• **Document segment**:
════════════════

External Database Hostname

Note that this file also includes a hostname, but this is the internal hostname – you’re looking for the external hostname. This you will need to get from your hoster’s admin panel, usually where MySQL databases are managed. Check your hoster’s support section if you get stuck.

Access permissions

MySQL databases are sensitive to hacking attacks, which is why they usually aren’t accessible to just any visitor – even if she has the correct access information. You will probably need to set allow an access permission to your database and user from the IP address R is running on (“whitelisting”). This is also done via your hoster’s admin panel. Check your hoster’s support sections for more info. (Note: Some hosters are stricter and don’t allow any access except via SSH tunnels. podlover doesn’t provide that option yet.)

Prefix of the Table Names

Finally, you might need to check if the tables name prefix in your WordPress database corresponds to the usual naming conventions. Most WordPress installations start the tables with wp_, but sometimes, this prefix differs (e.g. wp_wtig_). For starters, you can just try to use the default prefix built into the function. If the prefix is different than the default, you will get an error message. If that’s the case, access your hoster’s MySQL management tool (e.g. phpMyAdmin, PHP Workbench), open your database and check if the tables are starting with something else than just wp_... and write down the prefix. You can of course also use a locally installed MySQL tool to do so (e.g. HeidiSQL).

Downloading the data

Once you gathered all this, it’s time to access your data and store it to a data frame:
download_data <- podlove_get_and_clean()

════════════════

Layout coordinate data:

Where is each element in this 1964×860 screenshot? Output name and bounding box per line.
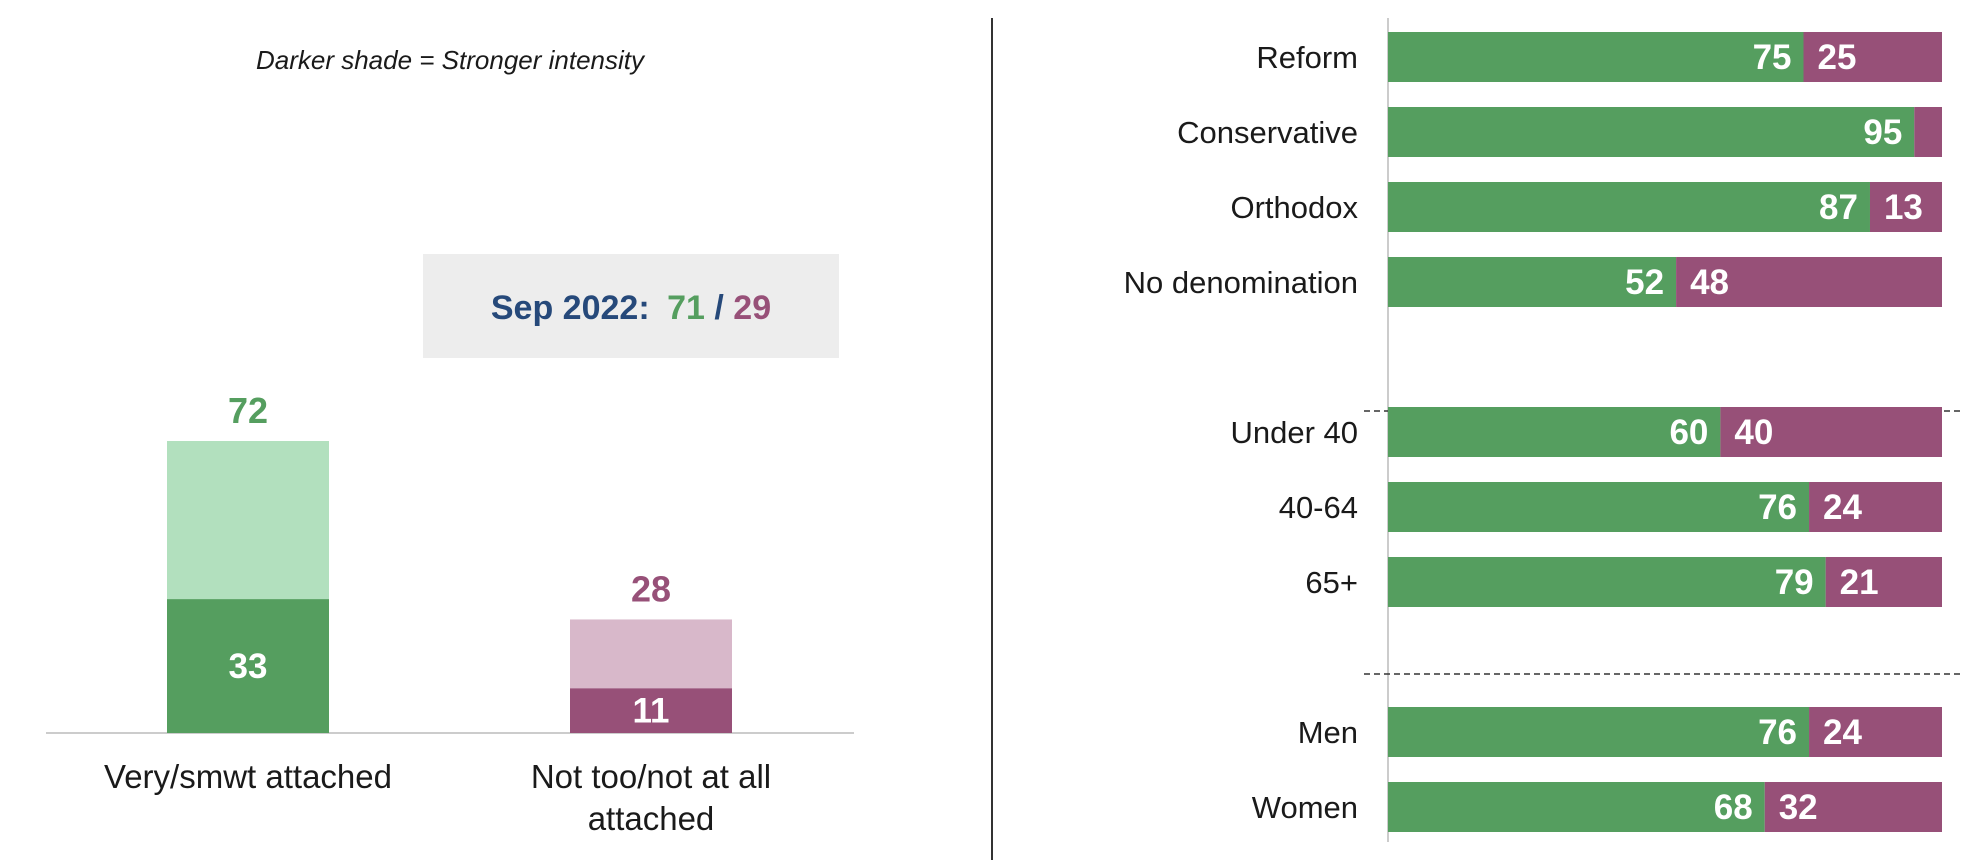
bar-segment-attached xyxy=(1388,407,1721,457)
bar-value-attached: 60 xyxy=(1669,413,1708,452)
bar-segment-not-attached xyxy=(1803,32,1942,82)
bar-segment-attached xyxy=(1388,482,1810,532)
bar-segment-not-attached xyxy=(1914,107,1942,157)
bar-strong-label: 11 xyxy=(633,692,670,731)
bar-value-not-attached: 25 xyxy=(1818,38,1857,77)
callout-slash: / xyxy=(714,289,724,327)
bar-value-not-attached: 48 xyxy=(1690,263,1729,302)
bar-segment-attached xyxy=(1388,257,1677,307)
attachment-bar-chart: 72 33 Very/smwt attached 28 11 Not too/not at… xyxy=(46,390,854,837)
bar-value-attached: 95 xyxy=(1863,113,1902,152)
callout-background xyxy=(423,254,839,358)
bar-strong-label: 33 xyxy=(229,647,268,686)
category-label: Not too/not at all xyxy=(531,758,771,795)
bar-value-attached: 52 xyxy=(1625,263,1664,302)
bar-segment-attached xyxy=(1388,782,1765,832)
bar-total-label: 28 xyxy=(631,568,671,609)
bar-value-attached: 79 xyxy=(1775,563,1814,602)
bar-value-attached: 87 xyxy=(1819,188,1858,227)
bar-segment-not-attached xyxy=(1764,782,1942,832)
row-label: Conservative xyxy=(1177,115,1358,150)
bar-segment-not-attached xyxy=(1825,557,1942,607)
bar-segment-not-attached xyxy=(1869,182,1942,232)
bar-total-label: 72 xyxy=(228,390,268,431)
bar-strong xyxy=(167,599,329,733)
bar-value-not-attached: 13 xyxy=(1884,188,1923,227)
bar-value-attached: 76 xyxy=(1758,713,1797,752)
bar-value-attached: 76 xyxy=(1758,488,1797,527)
row-label: 40-64 xyxy=(1279,490,1358,525)
bar-segment-attached xyxy=(1388,32,1804,82)
callout-text: Sep 2022: 71 / 29 xyxy=(491,289,771,327)
category-label: attached xyxy=(588,800,715,837)
bar-value-attached: 75 xyxy=(1753,38,1792,77)
row-label: Women xyxy=(1252,790,1358,825)
row-label: Orthodox xyxy=(1230,190,1358,225)
callout-value-not-attached: 29 xyxy=(733,289,771,327)
row-label: No denomination xyxy=(1124,265,1358,300)
callout-label: Sep 2022: xyxy=(491,289,650,327)
bar-segment-not-attached xyxy=(1809,482,1942,532)
bar-segment-not-attached xyxy=(1676,257,1942,307)
bar-value-not-attached: 32 xyxy=(1779,788,1818,827)
intensity-note: Darker shade = Stronger intensity xyxy=(256,45,646,75)
bar-segment-attached xyxy=(1388,182,1870,232)
row-label: Men xyxy=(1298,715,1358,750)
bar-segment-attached xyxy=(1388,107,1915,157)
bar-segment-attached xyxy=(1388,557,1826,607)
bar-value-attached: 68 xyxy=(1714,788,1753,827)
row-label: Under 40 xyxy=(1230,415,1358,450)
bar-value-not-attached: 24 xyxy=(1823,488,1862,527)
category-label: Very/smwt attached xyxy=(104,758,392,795)
bar-segment-not-attached xyxy=(1809,707,1942,757)
callout-value-attached: 71 xyxy=(667,289,705,327)
bar-value-not-attached: 21 xyxy=(1840,563,1879,602)
row-label: Reform xyxy=(1256,40,1358,75)
callout-box: Sep 2022: 71 / 29 xyxy=(423,254,839,358)
subgroup-bar-chart: Reform 75 25 Conservative 95 Orthodox 87 13 No d… xyxy=(1124,18,1964,842)
bar-segment-not-attached xyxy=(1720,407,1942,457)
bar-value-not-attached: 40 xyxy=(1734,413,1773,452)
row-label: 65+ xyxy=(1305,565,1358,600)
bar-segment-attached xyxy=(1388,707,1810,757)
bar-value-not-attached: 24 xyxy=(1823,713,1862,752)
bar-strong xyxy=(570,688,732,733)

════════════════

• **Your objective**: Print the passage of the database connection guide that begins at the words "Note that this" and stops after "that option yet.)". These entries come from a different source than the text before them.

• **Exercise answer**:
Note that this file also includes a hostname, but this is the internal hostname – you’re looking for the external hostname. This you will need to get from your hoster’s admin panel, usually where MySQL databases are managed. Check your hoster’s support section if you get stuck.

Access permissions

MySQL databases are sensitive to hacking attacks, which is why they usually aren’t accessible to just any visitor – even if she has the correct access information. You will probably need to set allow an access permission to your database and user from the IP address R is running on (“whitelisting”). This is also done via your hoster’s admin panel. Check your hoster’s support sections for more info. (Note: Some hosters are stricter and don’t allow any access except via SSH tunnels. podlover doesn’t provide that option yet.)